* _TASK TO CARRY OUT_
Copy all lines in which the word "title" can be found.

= = = = =

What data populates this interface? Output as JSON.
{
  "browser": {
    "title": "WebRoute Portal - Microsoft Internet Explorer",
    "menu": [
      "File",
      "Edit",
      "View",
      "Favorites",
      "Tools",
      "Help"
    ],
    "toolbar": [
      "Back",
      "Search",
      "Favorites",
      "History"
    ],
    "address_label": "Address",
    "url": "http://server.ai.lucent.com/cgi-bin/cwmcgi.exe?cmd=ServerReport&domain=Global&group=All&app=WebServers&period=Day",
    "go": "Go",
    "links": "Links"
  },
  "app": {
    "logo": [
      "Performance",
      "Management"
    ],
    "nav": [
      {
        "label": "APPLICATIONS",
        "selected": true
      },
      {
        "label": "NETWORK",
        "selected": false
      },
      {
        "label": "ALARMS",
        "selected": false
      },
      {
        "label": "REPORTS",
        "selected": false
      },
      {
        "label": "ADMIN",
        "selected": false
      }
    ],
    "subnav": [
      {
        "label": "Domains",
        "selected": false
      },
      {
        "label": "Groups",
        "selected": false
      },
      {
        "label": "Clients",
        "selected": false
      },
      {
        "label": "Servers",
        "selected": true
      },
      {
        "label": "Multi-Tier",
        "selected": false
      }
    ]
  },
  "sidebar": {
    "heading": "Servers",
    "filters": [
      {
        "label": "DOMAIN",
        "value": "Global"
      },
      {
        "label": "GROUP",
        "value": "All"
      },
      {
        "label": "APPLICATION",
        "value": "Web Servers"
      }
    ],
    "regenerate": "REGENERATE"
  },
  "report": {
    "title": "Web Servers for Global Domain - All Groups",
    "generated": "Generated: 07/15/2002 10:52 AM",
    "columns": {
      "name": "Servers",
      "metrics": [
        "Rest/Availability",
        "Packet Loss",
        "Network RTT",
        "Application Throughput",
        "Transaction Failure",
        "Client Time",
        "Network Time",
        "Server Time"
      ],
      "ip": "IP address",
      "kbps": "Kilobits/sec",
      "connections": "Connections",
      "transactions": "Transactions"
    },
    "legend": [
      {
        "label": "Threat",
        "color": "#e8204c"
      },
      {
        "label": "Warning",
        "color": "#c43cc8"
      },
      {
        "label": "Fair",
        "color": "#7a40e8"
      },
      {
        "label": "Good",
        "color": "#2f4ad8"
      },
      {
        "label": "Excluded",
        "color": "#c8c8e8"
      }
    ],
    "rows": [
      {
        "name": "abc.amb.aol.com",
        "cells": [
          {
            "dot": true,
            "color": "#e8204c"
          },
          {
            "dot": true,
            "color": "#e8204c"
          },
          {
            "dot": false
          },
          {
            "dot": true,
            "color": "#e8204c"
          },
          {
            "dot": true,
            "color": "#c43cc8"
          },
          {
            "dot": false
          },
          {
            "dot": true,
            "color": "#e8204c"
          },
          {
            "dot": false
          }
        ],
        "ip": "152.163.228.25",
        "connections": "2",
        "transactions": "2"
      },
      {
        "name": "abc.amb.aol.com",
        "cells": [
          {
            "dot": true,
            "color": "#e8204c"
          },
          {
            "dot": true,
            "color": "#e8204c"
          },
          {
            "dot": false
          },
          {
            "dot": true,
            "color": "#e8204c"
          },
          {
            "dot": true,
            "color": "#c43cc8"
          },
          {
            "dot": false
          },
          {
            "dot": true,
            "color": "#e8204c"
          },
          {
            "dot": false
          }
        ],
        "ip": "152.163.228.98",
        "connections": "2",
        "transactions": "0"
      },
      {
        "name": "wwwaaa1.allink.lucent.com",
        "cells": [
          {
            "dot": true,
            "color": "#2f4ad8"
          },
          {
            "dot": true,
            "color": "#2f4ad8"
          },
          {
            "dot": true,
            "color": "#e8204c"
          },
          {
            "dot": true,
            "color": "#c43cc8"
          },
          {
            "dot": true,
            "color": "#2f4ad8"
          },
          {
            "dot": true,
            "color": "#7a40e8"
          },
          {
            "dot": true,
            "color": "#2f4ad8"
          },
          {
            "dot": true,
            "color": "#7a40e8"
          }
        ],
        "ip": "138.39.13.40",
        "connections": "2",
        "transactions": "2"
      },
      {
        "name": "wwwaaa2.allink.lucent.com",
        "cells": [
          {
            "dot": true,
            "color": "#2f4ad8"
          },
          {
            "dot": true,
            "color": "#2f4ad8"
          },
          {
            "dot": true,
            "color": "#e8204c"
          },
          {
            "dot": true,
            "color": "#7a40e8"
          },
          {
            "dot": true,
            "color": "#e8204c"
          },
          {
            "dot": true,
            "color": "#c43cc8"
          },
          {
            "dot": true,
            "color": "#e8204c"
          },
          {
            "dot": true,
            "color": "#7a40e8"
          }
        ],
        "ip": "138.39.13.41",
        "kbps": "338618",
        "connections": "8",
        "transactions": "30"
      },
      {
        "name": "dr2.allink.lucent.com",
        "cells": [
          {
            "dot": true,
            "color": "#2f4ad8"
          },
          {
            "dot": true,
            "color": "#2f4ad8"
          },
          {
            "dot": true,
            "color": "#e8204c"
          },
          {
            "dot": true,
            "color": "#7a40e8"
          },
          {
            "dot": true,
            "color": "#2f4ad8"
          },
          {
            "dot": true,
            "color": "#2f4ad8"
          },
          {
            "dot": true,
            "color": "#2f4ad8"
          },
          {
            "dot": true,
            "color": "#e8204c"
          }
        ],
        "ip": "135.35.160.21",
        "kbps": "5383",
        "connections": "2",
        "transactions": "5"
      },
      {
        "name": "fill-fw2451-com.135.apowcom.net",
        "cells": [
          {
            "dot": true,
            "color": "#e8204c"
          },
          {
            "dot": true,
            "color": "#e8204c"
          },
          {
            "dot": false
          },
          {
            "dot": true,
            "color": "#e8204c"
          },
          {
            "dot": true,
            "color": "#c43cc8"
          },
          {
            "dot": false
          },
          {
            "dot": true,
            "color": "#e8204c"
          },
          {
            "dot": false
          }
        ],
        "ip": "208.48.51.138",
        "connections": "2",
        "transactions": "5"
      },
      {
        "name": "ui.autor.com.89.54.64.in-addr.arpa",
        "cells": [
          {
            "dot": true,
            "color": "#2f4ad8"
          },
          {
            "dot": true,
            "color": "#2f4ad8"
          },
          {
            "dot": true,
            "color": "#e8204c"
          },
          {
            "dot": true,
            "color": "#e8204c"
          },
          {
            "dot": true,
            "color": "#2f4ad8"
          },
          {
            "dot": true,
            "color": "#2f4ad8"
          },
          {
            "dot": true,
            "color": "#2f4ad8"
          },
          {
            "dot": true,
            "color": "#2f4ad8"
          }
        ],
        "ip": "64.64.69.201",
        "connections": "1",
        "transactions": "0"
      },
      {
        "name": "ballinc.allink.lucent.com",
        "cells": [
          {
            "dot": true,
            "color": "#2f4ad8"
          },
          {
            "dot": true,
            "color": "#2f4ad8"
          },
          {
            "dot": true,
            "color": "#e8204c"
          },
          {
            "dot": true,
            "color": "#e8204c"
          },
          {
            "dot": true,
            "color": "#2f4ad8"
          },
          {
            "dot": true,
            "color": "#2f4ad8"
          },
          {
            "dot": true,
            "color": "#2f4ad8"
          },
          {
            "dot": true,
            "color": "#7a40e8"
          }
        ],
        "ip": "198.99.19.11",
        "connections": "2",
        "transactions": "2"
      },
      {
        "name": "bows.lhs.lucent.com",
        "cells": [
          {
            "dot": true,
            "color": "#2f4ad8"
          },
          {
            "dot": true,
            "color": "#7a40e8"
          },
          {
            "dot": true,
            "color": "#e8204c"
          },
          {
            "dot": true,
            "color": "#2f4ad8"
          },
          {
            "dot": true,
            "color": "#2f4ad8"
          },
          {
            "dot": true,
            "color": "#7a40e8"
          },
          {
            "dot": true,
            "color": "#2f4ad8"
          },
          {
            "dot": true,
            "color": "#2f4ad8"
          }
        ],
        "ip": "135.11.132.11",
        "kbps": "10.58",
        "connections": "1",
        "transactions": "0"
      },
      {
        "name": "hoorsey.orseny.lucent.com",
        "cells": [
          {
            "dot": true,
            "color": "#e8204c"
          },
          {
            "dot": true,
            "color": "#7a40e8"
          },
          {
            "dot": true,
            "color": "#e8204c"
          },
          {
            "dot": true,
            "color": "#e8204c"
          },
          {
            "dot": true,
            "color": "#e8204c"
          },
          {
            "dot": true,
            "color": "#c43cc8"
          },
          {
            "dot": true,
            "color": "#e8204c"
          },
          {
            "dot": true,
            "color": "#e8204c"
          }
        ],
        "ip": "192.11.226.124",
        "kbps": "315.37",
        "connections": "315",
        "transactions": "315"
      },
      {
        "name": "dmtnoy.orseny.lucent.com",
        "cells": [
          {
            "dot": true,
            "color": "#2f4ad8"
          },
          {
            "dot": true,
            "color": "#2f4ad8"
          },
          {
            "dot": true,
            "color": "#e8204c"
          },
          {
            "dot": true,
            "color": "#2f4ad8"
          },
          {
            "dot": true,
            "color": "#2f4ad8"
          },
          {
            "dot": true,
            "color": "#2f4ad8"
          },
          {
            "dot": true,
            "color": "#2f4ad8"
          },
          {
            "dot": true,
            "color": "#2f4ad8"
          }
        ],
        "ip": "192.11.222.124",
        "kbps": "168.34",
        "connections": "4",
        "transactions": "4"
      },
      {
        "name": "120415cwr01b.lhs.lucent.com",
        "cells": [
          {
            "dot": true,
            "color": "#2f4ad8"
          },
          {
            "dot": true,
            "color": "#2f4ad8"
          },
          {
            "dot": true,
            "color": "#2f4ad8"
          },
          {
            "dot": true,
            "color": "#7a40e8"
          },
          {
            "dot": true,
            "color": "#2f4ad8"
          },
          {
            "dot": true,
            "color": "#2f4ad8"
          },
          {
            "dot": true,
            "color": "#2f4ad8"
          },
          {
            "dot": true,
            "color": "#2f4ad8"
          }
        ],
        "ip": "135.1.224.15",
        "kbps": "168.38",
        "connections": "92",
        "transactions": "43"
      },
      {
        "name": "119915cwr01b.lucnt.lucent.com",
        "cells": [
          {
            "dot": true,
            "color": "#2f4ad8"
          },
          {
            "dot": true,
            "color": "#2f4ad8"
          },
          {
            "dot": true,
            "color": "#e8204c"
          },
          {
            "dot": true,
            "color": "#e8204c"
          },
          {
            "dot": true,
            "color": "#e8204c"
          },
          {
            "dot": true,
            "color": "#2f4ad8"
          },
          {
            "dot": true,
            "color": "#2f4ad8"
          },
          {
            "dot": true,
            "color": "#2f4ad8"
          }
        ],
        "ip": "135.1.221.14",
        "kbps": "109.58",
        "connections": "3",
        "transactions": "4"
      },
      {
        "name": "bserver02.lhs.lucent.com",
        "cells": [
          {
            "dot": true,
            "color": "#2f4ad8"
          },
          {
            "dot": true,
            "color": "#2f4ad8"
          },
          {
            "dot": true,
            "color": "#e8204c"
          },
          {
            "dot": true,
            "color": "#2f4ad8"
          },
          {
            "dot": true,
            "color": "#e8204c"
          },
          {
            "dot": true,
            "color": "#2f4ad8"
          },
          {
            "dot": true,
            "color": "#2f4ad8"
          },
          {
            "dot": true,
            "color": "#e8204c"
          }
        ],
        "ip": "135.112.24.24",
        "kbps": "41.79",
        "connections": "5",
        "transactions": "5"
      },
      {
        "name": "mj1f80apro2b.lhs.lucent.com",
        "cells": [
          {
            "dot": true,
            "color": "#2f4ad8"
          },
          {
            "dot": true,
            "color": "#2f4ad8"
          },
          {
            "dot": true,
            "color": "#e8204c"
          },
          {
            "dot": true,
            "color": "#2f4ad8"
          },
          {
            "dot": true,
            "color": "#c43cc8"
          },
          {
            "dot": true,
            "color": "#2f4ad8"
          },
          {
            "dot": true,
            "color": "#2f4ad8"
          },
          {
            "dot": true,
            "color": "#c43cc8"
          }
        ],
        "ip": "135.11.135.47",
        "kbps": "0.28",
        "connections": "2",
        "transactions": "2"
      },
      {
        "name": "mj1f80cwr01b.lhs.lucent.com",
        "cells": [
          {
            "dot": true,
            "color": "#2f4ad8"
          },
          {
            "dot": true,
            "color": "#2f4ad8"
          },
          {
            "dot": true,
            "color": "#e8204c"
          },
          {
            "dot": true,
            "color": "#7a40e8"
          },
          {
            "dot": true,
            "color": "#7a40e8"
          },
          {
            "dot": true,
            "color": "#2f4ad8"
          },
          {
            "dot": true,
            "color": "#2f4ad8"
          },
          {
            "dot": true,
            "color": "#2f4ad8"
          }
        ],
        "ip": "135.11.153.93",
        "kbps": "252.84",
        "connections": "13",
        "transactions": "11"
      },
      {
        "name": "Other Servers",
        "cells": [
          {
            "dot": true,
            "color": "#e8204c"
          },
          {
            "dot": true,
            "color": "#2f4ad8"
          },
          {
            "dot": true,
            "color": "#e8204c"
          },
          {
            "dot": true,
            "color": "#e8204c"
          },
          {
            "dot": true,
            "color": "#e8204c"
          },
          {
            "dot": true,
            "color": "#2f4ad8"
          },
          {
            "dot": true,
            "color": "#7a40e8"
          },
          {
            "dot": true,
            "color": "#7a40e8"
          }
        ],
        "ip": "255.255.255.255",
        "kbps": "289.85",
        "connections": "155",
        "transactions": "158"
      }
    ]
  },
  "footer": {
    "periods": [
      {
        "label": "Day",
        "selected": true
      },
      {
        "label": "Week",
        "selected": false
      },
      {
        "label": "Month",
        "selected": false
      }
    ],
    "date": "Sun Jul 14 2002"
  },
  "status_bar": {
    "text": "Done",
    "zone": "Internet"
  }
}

= = = = =

* _CORRECT OUTPUT_
    "title": "WebRoute Portal - Microsoft Internet Explorer",
    "title": "Web Servers for Global Domain - All Groups",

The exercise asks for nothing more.